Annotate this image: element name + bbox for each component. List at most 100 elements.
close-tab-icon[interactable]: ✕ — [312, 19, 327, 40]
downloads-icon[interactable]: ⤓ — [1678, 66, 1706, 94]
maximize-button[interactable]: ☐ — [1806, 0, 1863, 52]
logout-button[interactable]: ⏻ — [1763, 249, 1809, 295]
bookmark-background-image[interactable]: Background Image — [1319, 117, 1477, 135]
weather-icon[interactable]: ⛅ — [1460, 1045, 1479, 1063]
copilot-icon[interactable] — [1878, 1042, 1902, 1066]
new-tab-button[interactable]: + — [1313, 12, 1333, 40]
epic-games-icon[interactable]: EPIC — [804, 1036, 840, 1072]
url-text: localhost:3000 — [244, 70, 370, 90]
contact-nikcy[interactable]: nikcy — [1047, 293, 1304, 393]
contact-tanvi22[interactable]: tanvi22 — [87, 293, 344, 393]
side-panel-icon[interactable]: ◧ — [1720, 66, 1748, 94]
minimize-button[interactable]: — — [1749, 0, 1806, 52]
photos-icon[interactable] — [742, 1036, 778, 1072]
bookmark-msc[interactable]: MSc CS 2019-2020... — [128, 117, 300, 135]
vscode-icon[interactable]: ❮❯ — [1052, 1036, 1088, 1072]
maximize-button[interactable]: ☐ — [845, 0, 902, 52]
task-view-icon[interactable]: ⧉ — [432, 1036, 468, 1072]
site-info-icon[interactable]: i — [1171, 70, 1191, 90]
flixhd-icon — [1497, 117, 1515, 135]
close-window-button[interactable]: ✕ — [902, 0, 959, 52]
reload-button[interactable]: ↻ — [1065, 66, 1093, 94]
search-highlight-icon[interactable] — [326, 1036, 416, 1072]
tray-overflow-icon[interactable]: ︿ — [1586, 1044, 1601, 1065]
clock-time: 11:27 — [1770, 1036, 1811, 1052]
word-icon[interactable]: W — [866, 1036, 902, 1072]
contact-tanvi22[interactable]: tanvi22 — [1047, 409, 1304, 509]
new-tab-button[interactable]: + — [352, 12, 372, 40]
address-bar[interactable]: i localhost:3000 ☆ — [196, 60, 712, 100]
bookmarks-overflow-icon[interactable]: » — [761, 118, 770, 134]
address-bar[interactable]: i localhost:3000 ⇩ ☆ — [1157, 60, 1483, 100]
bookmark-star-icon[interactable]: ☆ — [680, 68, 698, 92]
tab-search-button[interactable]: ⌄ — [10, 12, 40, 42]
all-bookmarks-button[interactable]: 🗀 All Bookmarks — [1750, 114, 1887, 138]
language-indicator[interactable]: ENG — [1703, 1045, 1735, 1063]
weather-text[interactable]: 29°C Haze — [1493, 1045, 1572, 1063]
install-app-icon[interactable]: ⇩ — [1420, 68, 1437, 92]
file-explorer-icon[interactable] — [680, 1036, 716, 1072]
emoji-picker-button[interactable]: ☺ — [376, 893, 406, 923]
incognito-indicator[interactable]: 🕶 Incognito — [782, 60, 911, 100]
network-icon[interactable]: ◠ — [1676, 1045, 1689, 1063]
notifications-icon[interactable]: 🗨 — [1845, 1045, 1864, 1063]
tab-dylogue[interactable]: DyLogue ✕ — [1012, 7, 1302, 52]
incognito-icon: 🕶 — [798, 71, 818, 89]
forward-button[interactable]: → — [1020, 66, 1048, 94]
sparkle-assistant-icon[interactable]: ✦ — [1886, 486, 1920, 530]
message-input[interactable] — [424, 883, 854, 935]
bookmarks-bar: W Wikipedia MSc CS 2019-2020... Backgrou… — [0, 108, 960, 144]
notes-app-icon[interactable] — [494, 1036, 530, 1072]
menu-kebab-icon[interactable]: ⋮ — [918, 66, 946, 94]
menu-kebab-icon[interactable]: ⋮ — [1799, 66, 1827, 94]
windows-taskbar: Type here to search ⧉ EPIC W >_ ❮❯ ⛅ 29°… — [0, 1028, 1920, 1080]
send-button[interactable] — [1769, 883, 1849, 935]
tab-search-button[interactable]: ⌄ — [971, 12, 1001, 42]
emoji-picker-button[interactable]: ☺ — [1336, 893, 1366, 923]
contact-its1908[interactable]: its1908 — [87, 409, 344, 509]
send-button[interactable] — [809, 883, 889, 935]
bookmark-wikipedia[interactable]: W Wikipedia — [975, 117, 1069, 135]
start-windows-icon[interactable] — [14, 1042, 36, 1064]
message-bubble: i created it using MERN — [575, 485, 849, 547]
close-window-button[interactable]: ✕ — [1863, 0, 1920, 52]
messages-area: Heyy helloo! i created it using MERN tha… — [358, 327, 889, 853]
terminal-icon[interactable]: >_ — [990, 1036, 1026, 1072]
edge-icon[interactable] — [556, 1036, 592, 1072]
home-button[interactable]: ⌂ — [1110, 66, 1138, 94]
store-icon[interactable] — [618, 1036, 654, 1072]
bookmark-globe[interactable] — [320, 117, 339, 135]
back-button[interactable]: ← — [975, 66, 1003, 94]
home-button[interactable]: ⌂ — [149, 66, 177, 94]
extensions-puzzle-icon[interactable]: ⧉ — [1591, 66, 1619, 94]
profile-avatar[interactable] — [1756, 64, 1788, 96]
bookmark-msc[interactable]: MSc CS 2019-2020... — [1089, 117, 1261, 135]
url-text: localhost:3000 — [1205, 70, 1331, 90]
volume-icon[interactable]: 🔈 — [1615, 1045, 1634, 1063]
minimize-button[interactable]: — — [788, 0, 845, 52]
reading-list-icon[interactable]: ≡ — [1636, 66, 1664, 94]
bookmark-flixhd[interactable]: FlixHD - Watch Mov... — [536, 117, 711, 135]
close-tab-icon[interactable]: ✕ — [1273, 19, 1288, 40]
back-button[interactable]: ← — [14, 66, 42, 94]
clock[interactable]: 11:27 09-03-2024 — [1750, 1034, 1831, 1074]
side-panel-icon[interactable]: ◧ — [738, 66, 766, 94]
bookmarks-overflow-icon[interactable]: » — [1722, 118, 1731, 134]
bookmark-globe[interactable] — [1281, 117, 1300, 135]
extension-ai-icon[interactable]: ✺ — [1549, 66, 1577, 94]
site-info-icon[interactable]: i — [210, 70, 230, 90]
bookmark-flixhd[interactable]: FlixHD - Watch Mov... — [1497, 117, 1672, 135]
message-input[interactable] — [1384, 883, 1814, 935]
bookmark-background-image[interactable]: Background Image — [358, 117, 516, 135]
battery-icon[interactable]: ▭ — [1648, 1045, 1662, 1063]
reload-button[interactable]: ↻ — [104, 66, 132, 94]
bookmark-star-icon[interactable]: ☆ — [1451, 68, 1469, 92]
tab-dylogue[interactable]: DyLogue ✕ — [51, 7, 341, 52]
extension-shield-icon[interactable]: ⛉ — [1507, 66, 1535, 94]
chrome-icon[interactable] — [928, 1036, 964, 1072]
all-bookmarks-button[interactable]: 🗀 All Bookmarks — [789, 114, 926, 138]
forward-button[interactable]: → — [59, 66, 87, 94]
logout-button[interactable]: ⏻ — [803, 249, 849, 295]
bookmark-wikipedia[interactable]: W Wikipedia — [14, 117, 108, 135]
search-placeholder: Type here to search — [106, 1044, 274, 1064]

#####

### WHAT YOU HAVE TO DO
Retype all of the rows above, keeping every character unchanged.

### REPLY TO THE EXERCISE
Annotate this image: element name + bbox for each component. List at most 100 elements.
close-tab-icon[interactable]: ✕ — [312, 19, 327, 40]
downloads-icon[interactable]: ⤓ — [1678, 66, 1706, 94]
maximize-button[interactable]: ☐ — [1806, 0, 1863, 52]
logout-button[interactable]: ⏻ — [1763, 249, 1809, 295]
bookmark-background-image[interactable]: Background Image — [1319, 117, 1477, 135]
weather-icon[interactable]: ⛅ — [1460, 1045, 1479, 1063]
copilot-icon[interactable] — [1878, 1042, 1902, 1066]
new-tab-button[interactable]: + — [1313, 12, 1333, 40]
epic-games-icon[interactable]: EPIC — [804, 1036, 840, 1072]
url-text: localhost:3000 — [244, 70, 370, 90]
contact-nikcy[interactable]: nikcy — [1047, 293, 1304, 393]
contact-tanvi22[interactable]: tanvi22 — [87, 293, 344, 393]
side-panel-icon[interactable]: ◧ — [1720, 66, 1748, 94]
minimize-button[interactable]: — — [1749, 0, 1806, 52]
photos-icon[interactable] — [742, 1036, 778, 1072]
bookmark-msc[interactable]: MSc CS 2019-2020... — [128, 117, 300, 135]
vscode-icon[interactable]: ❮❯ — [1052, 1036, 1088, 1072]
maximize-button[interactable]: ☐ — [845, 0, 902, 52]
task-view-icon[interactable]: ⧉ — [432, 1036, 468, 1072]
site-info-icon[interactable]: i — [1171, 70, 1191, 90]
flixhd-icon — [1497, 117, 1515, 135]
close-window-button[interactable]: ✕ — [902, 0, 959, 52]
reload-button[interactable]: ↻ — [1065, 66, 1093, 94]
search-highlight-icon[interactable] — [326, 1036, 416, 1072]
tray-overflow-icon[interactable]: ︿ — [1586, 1044, 1601, 1065]
clock-time: 11:27 — [1770, 1036, 1811, 1052]
word-icon[interactable]: W — [866, 1036, 902, 1072]
contact-tanvi22[interactable]: tanvi22 — [1047, 409, 1304, 509]
new-tab-button[interactable]: + — [352, 12, 372, 40]
address-bar[interactable]: i localhost:3000 ☆ — [196, 60, 712, 100]
bookmarks-overflow-icon[interactable]: » — [761, 118, 770, 134]
address-bar[interactable]: i localhost:3000 ⇩ ☆ — [1157, 60, 1483, 100]
bookmark-star-icon[interactable]: ☆ — [680, 68, 698, 92]
tab-search-button[interactable]: ⌄ — [10, 12, 40, 42]
all-bookmarks-button[interactable]: 🗀 All Bookmarks — [1750, 114, 1887, 138]
language-indicator[interactable]: ENG — [1703, 1045, 1735, 1063]
weather-text[interactable]: 29°C Haze — [1493, 1045, 1572, 1063]
install-app-icon[interactable]: ⇩ — [1420, 68, 1437, 92]
file-explorer-icon[interactable] — [680, 1036, 716, 1072]
emoji-picker-button[interactable]: ☺ — [376, 893, 406, 923]
incognito-indicator[interactable]: 🕶 Incognito — [782, 60, 911, 100]
network-icon[interactable]: ◠ — [1676, 1045, 1689, 1063]
notifications-icon[interactable]: 🗨 — [1845, 1045, 1864, 1063]
tab-dylogue[interactable]: DyLogue ✕ — [1012, 7, 1302, 52]
incognito-icon: 🕶 — [798, 71, 818, 89]
forward-button[interactable]: → — [1020, 66, 1048, 94]
sparkle-assistant-icon[interactable]: ✦ — [1886, 486, 1920, 530]
message-input[interactable] — [424, 883, 854, 935]
bookmarks-bar: W Wikipedia MSc CS 2019-2020... Backgrou… — [0, 108, 960, 144]
notes-app-icon[interactable] — [494, 1036, 530, 1072]
menu-kebab-icon[interactable]: ⋮ — [918, 66, 946, 94]
menu-kebab-icon[interactable]: ⋮ — [1799, 66, 1827, 94]
windows-taskbar: Type here to search ⧉ EPIC W >_ ❮❯ ⛅ 29°… — [0, 1028, 1920, 1080]
send-button[interactable] — [1769, 883, 1849, 935]
tab-search-button[interactable]: ⌄ — [971, 12, 1001, 42]
emoji-picker-button[interactable]: ☺ — [1336, 893, 1366, 923]
contact-its1908[interactable]: its1908 — [87, 409, 344, 509]
send-button[interactable] — [809, 883, 889, 935]
bookmark-wikipedia[interactable]: W Wikipedia — [975, 117, 1069, 135]
start-windows-icon[interactable] — [14, 1042, 36, 1064]
message-bubble: i created it using MERN — [575, 485, 849, 547]
close-window-button[interactable]: ✕ — [1863, 0, 1920, 52]
messages-area: Heyy helloo! i created it using MERN tha… — [358, 327, 889, 853]
terminal-icon[interactable]: >_ — [990, 1036, 1026, 1072]
edge-icon[interactable] — [556, 1036, 592, 1072]
home-button[interactable]: ⌂ — [1110, 66, 1138, 94]
store-icon[interactable] — [618, 1036, 654, 1072]
bookmark-globe[interactable] — [320, 117, 339, 135]
back-button[interactable]: ← — [975, 66, 1003, 94]
home-button[interactable]: ⌂ — [149, 66, 177, 94]
extensions-puzzle-icon[interactable]: ⧉ — [1591, 66, 1619, 94]
profile-avatar[interactable] — [1756, 64, 1788, 96]
bookmark-msc[interactable]: MSc CS 2019-2020... — [1089, 117, 1261, 135]
url-text: localhost:3000 — [1205, 70, 1331, 90]
volume-icon[interactable]: 🔈 — [1615, 1045, 1634, 1063]
minimize-button[interactable]: — — [788, 0, 845, 52]
reading-list-icon[interactable]: ≡ — [1636, 66, 1664, 94]
bookmark-flixhd[interactable]: FlixHD - Watch Mov... — [536, 117, 711, 135]
close-tab-icon[interactable]: ✕ — [1273, 19, 1288, 40]
back-button[interactable]: ← — [14, 66, 42, 94]
clock[interactable]: 11:27 09-03-2024 — [1750, 1034, 1831, 1074]
side-panel-icon[interactable]: ◧ — [738, 66, 766, 94]
bookmarks-overflow-icon[interactable]: » — [1722, 118, 1731, 134]
bookmark-globe[interactable] — [1281, 117, 1300, 135]
extension-ai-icon[interactable]: ✺ — [1549, 66, 1577, 94]
site-info-icon[interactable]: i — [210, 70, 230, 90]
bookmark-flixhd[interactable]: FlixHD - Watch Mov... — [1497, 117, 1672, 135]
message-input[interactable] — [1384, 883, 1814, 935]
bookmark-background-image[interactable]: Background Image — [358, 117, 516, 135]
battery-icon[interactable]: ▭ — [1648, 1045, 1662, 1063]
reload-button[interactable]: ↻ — [104, 66, 132, 94]
bookmark-star-icon[interactable]: ☆ — [1451, 68, 1469, 92]
tab-dylogue[interactable]: DyLogue ✕ — [51, 7, 341, 52]
extension-shield-icon[interactable]: ⛉ — [1507, 66, 1535, 94]
chrome-icon[interactable] — [928, 1036, 964, 1072]
all-bookmarks-button[interactable]: 🗀 All Bookmarks — [789, 114, 926, 138]
forward-button[interactable]: → — [59, 66, 87, 94]
logout-button[interactable]: ⏻ — [803, 249, 849, 295]
bookmark-wikipedia[interactable]: W Wikipedia — [14, 117, 108, 135]
search-placeholder: Type here to search — [106, 1044, 274, 1064]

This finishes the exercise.